**Task material**
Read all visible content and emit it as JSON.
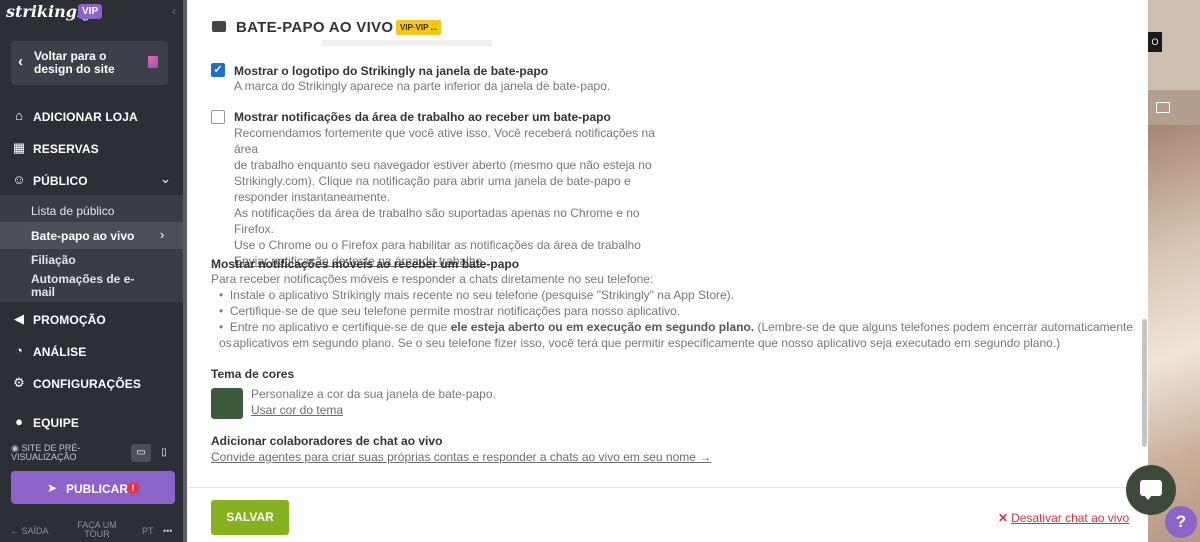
{
  "sidebar": {
    "brand": "strikingly",
    "vip": "VIP",
    "back": "Voltar para o design do site",
    "nav": {
      "loja": "ADICIONAR LOJA",
      "reservas": "RESERVAS",
      "publico": "PÚBLICO",
      "promocao": "PROMOÇÃO",
      "analise": "ANÁLISE",
      "config": "CONFIGURAÇÕES",
      "equipe": "EQUIPE"
    },
    "sub": {
      "lista": "Lista de público",
      "batepapo": "Bate-papo ao vivo",
      "filiacao": "Filiação",
      "automacoes": "Automações de e-mail"
    },
    "preview_label": "SITE DE PRÉ-VISUALIZAÇÃO",
    "publish": "PUBLICAR",
    "publish_alert": "!",
    "footer": {
      "exit": "SAÍDA",
      "tour": "FAÇA UM TOUR",
      "lang": "PT",
      "more": "•••"
    }
  },
  "panel": {
    "title": "BATE-PAPO AO VIVO",
    "badge": "VIP·VIP ...",
    "opt_logo": {
      "title": "Mostrar o logotipo do Strikingly na janela de bate-papo",
      "desc": "A marca do Strikingly aparece na parte inferior da janela de bate-papo.",
      "checked": true
    },
    "opt_desktop": {
      "title": "Mostrar notificações da área de trabalho ao receber um bate-papo",
      "lines": [
        "Recomendamos fortemente que você ative isso. Você receberá notificações na área",
        "de trabalho enquanto seu navegador estiver aberto (mesmo que não esteja no",
        "Strikingly.com). Clique na notificação para abrir uma janela de bate-papo e",
        "responder instantaneamente.",
        "As notificações da área de trabalho são suportadas apenas no Chrome e no Firefox.",
        "Use o Chrome ou o Firefox para habilitar as notificações da área de trabalho"
      ],
      "test_link": "Enviar notificação de teste na área de trabalho",
      "checked": false
    },
    "mobile": {
      "title": "Mostrar notificações móveis ao receber um bate-papo",
      "intro": "Para receber notificações móveis e responder a chats diretamente no seu telefone:",
      "b1": "Instale o aplicativo Strikingly mais recente no seu telefone (pesquise \"Strikingly\" na App Store).",
      "b2": "Certifique-se de que seu telefone permite mostrar notificações para nosso aplicativo.",
      "b3a": "Entre no aplicativo e certifique-se de que ",
      "b3b": "ele esteja aberto ou em execução em segundo plano.",
      "b3c": " (Lembre-se de que alguns telefones podem encerrar automaticamente os",
      "b3d": "aplicativos em segundo plano. Se o seu telefone fizer isso, você terá que permitir especificamente que nosso aplicativo seja executado em segundo plano.)"
    },
    "theme": {
      "title": "Tema de cores",
      "desc": "Personalize a cor da sua janela de bate-papo.",
      "link": "Usar cor do tema",
      "color": "#3d5a3b"
    },
    "collab": {
      "title": "Adicionar colaboradores de chat ao vivo",
      "link": "Convide agentes para criar suas próprias contas e responder a chats ao vivo em seu nome →"
    },
    "save": "SALVAR",
    "deactivate": "Desativar chat ao vivo"
  },
  "colors": {
    "accent": "#8e63c9",
    "save": "#84b21f",
    "danger": "#d6333f",
    "sidebar": "#2c2f36"
  },
  "icons": [
    "store-icon",
    "calendar-icon",
    "users-icon",
    "megaphone-icon",
    "chart-icon",
    "gear-icon",
    "team-icon",
    "chat-icon",
    "help-icon",
    "rocket-icon",
    "desktop-icon",
    "mobile-icon"
  ]
}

**Goal**
Scan the material above. Return every line containing the string "title".

**Task response**
    "title": "BATE-PAPO AO VIVO",
      "title": "Mostrar o logotipo do Strikingly na janela de bate-papo",
      "title": "Mostrar notificações da área de trabalho ao receber um bate-papo",
      "title": "Mostrar notificações móveis ao receber um bate-papo",
      "title": "Tema de cores",
      "title": "Adicionar colaboradores de chat ao vivo",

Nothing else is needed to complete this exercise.